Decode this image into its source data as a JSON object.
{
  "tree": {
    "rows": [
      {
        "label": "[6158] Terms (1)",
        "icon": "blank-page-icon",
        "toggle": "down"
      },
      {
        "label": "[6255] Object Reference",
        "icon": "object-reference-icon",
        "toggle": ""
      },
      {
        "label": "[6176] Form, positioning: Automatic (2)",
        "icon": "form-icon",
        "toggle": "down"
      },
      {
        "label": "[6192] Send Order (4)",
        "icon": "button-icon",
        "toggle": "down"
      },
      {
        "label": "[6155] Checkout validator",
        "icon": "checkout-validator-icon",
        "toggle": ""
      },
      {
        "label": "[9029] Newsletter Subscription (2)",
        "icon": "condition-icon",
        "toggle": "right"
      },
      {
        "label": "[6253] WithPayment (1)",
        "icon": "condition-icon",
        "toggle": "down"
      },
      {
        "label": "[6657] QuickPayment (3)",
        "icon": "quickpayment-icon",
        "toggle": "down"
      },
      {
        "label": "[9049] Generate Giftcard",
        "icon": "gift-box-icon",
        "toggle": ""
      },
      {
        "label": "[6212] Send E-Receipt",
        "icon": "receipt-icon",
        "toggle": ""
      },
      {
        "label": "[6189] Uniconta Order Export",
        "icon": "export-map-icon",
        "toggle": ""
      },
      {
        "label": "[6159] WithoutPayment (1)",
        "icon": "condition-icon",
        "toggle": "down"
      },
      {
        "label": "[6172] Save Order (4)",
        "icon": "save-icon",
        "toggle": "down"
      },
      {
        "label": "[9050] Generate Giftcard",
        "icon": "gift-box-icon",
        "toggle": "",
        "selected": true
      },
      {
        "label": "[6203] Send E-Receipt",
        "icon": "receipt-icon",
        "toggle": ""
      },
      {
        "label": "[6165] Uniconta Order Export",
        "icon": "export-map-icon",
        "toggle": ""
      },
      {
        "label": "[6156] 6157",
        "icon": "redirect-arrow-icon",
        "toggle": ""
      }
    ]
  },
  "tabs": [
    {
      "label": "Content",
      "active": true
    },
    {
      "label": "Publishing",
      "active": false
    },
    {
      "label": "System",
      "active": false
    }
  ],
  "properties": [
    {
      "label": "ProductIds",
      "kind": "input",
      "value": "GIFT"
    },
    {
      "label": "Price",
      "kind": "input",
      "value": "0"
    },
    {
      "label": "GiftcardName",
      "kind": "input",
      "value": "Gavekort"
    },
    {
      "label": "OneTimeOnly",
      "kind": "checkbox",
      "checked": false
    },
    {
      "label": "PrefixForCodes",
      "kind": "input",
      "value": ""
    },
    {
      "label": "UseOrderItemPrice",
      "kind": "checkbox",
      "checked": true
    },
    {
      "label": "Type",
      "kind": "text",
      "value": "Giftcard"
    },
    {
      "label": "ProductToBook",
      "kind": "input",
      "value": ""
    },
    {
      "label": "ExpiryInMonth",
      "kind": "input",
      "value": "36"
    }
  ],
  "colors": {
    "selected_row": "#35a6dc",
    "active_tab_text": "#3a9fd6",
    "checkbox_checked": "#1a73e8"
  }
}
-*-
_BRIEF_
Write out the full listing exactly as given.

_TASK OUTPUT_
Decode this image into its source data as a JSON object.
{
  "tree": {
    "rows": [
      {
        "label": "[6158] Terms (1)",
        "icon": "blank-page-icon",
        "toggle": "down"
      },
      {
        "label": "[6255] Object Reference",
        "icon": "object-reference-icon",
        "toggle": ""
      },
      {
        "label": "[6176] Form, positioning: Automatic (2)",
        "icon": "form-icon",
        "toggle": "down"
      },
      {
        "label": "[6192] Send Order (4)",
        "icon": "button-icon",
        "toggle": "down"
      },
      {
        "label": "[6155] Checkout validator",
        "icon": "checkout-validator-icon",
        "toggle": ""
      },
      {
        "label": "[9029] Newsletter Subscription (2)",
        "icon": "condition-icon",
        "toggle": "right"
      },
      {
        "label": "[6253] WithPayment (1)",
        "icon": "condition-icon",
        "toggle": "down"
      },
      {
        "label": "[6657] QuickPayment (3)",
        "icon": "quickpayment-icon",
        "toggle": "down"
      },
      {
        "label": "[9049] Generate Giftcard",
        "icon": "gift-box-icon",
        "toggle": ""
      },
      {
        "label": "[6212] Send E-Receipt",
        "icon": "receipt-icon",
        "toggle": ""
      },
      {
        "label": "[6189] Uniconta Order Export",
        "icon": "export-map-icon",
        "toggle": ""
      },
      {
        "label": "[6159] WithoutPayment (1)",
        "icon": "condition-icon",
        "toggle": "down"
      },
      {
        "label": "[6172] Save Order (4)",
        "icon": "save-icon",
        "toggle": "down"
      },
      {
        "label": "[9050] Generate Giftcard",
        "icon": "gift-box-icon",
        "toggle": "",
        "selected": true
      },
      {
        "label": "[6203] Send E-Receipt",
        "icon": "receipt-icon",
        "toggle": ""
      },
      {
        "label": "[6165] Uniconta Order Export",
        "icon": "export-map-icon",
        "toggle": ""
      },
      {
        "label": "[6156] 6157",
        "icon": "redirect-arrow-icon",
        "toggle": ""
      }
    ]
  },
  "tabs": [
    {
      "label": "Content",
      "active": true
    },
    {
      "label": "Publishing",
      "active": false
    },
    {
      "label": "System",
      "active": false
    }
  ],
  "properties": [
    {
      "label": "ProductIds",
      "kind": "input",
      "value": "GIFT"
    },
    {
      "label": "Price",
      "kind": "input",
      "value": "0"
    },
    {
      "label": "GiftcardName",
      "kind": "input",
      "value": "Gavekort"
    },
    {
      "label": "OneTimeOnly",
      "kind": "checkbox",
      "checked": false
    },
    {
      "label": "PrefixForCodes",
      "kind": "input",
      "value": ""
    },
    {
      "label": "UseOrderItemPrice",
      "kind": "checkbox",
      "checked": true
    },
    {
      "label": "Type",
      "kind": "text",
      "value": "Giftcard"
    },
    {
      "label": "ProductToBook",
      "kind": "input",
      "value": ""
    },
    {
      "label": "ExpiryInMonth",
      "kind": "input",
      "value": "36"
    }
  ],
  "colors": {
    "selected_row": "#35a6dc",
    "active_tab_text": "#3a9fd6",
    "checkbox_checked": "#1a73e8"
  }
}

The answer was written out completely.